-- PROBLEM DESCRIPTION --
Reply with only the number of lines that contain the string "hours".

-- DATASET RECORDS --
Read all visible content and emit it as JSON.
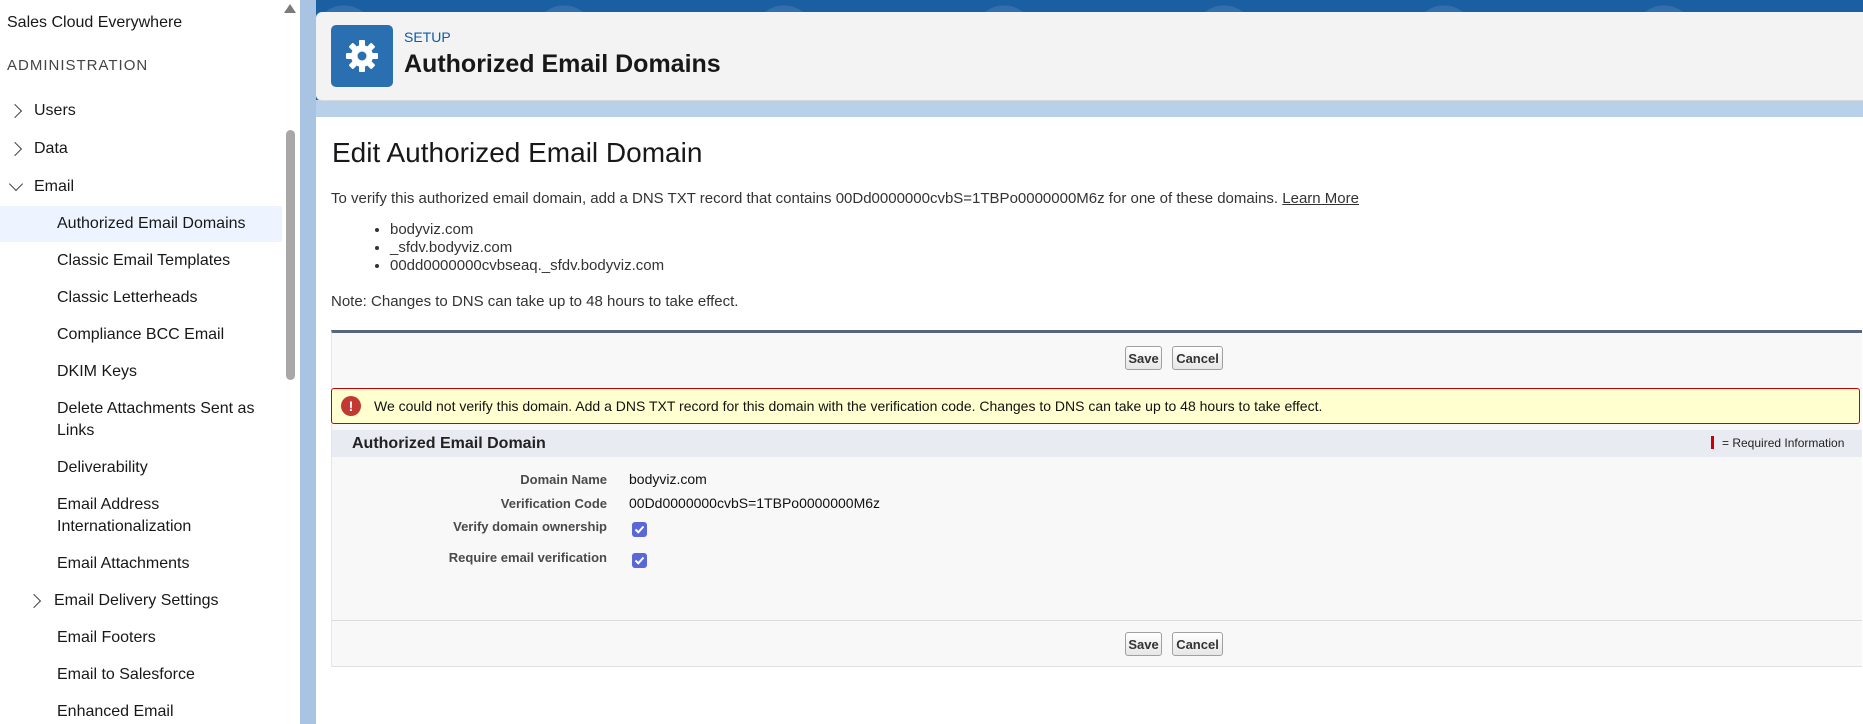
{
  "sidebar": {
    "top_item": "Sales Cloud Everywhere",
    "section_label": "ADMINISTRATION",
    "groups": {
      "users": "Users",
      "data": "Data",
      "email": "Email"
    },
    "email_items": [
      "Authorized Email Domains",
      "Classic Email Templates",
      "Classic Letterheads",
      "Compliance BCC Email",
      "DKIM Keys",
      "Delete Attachments Sent as Links",
      "Deliverability",
      "Email Address Internationalization",
      "Email Attachments",
      "Email Delivery Settings",
      "Email Footers",
      "Email to Salesforce",
      "Enhanced Email"
    ]
  },
  "header": {
    "setup_label": "SETUP",
    "title": "Authorized Email Domains"
  },
  "content": {
    "heading": "Edit Authorized Email Domain",
    "verify_text": "To verify this authorized email domain, add a DNS TXT record that contains 00Dd0000000cvbS=1TBPo0000000M6z for one of these domains.",
    "learn_more": "Learn More",
    "domains": [
      "bodyviz.com",
      "_sfdv.bodyviz.com",
      "00dd0000000cvbseaq._sfdv.bodyviz.com"
    ],
    "note": "Note: Changes to DNS can take up to 48 hours to take effect."
  },
  "form": {
    "save_label": "Save",
    "cancel_label": "Cancel",
    "error_message": "We could not verify this domain. Add a DNS TXT record for this domain with the verification code. Changes to DNS can take up to 48 hours to take effect.",
    "section_title": "Authorized Email Domain",
    "required_info": "= Required Information",
    "fields": {
      "domain_name_label": "Domain Name",
      "domain_name_value": "bodyviz.com",
      "verification_code_label": "Verification Code",
      "verification_code_value": "00Dd0000000cvbS=1TBPo0000000M6z",
      "verify_ownership_label": "Verify domain ownership",
      "verify_ownership_checked": true,
      "require_verification_label": "Require email verification",
      "require_verification_checked": true
    }
  },
  "colors": {
    "header_icon_bg": "#2a6fb0",
    "setup_link": "#0b5cab",
    "error_bg": "#ffffd0",
    "error_border": "#cc0000",
    "checkbox": "#5a67d8"
  },
  "icons": {
    "header": "gear-icon",
    "error": "error-icon",
    "nav_collapsed": "chevron-right-icon",
    "nav_expanded": "chevron-down-icon"
  }
}
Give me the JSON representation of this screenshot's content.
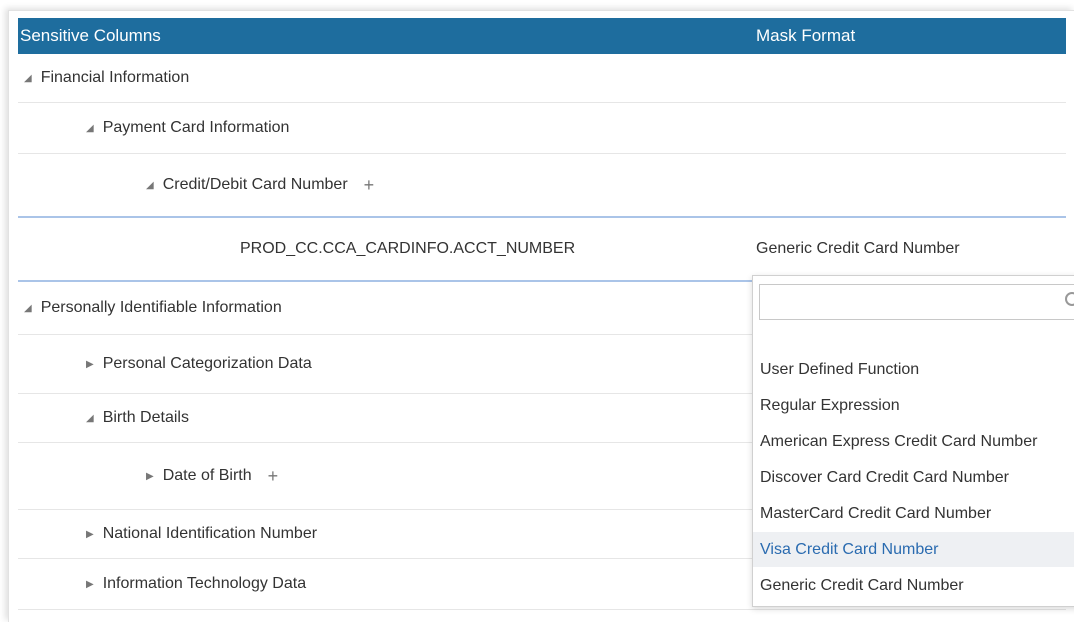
{
  "header": {
    "col_sensitive": "Sensitive Columns",
    "col_mask": "Mask Format"
  },
  "tree": [
    {
      "label": "Financial Information",
      "expanded": true
    },
    {
      "label": "Payment Card Information",
      "expanded": true
    },
    {
      "label": "Credit/Debit Card Number",
      "expanded": true,
      "has_add": true
    },
    {
      "label": "PROD_CC.CCA_CARDINFO.ACCT_NUMBER",
      "mask": "Generic Credit Card Number",
      "selected": true
    },
    {
      "label": "Personally Identifiable Information",
      "expanded": true
    },
    {
      "label": "Personal Categorization Data",
      "expanded": false
    },
    {
      "label": "Birth Details",
      "expanded": true
    },
    {
      "label": "Date of Birth",
      "expanded": false,
      "has_add": true
    },
    {
      "label": "National Identification Number",
      "expanded": false
    },
    {
      "label": "Information Technology Data",
      "expanded": false
    }
  ],
  "add_symbol": "+",
  "icons": {
    "expanded": "triangle-down-icon",
    "collapsed": "triangle-right-icon",
    "add": "plus-icon",
    "search": "search-icon"
  },
  "dropdown": {
    "search_value": "",
    "options": [
      "User Defined Function",
      "Regular Expression",
      "American Express Credit Card Number",
      "Discover Card Credit Card Number",
      "MasterCard Credit Card Number",
      "Visa Credit Card Number",
      "Generic Credit Card Number"
    ],
    "hovered": "Visa Credit Card Number"
  },
  "colors": {
    "header_bg": "#1e6d9e",
    "selected_border": "#aac4e8",
    "hover_text": "#2a6bb0"
  }
}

-- RESPONSE --
2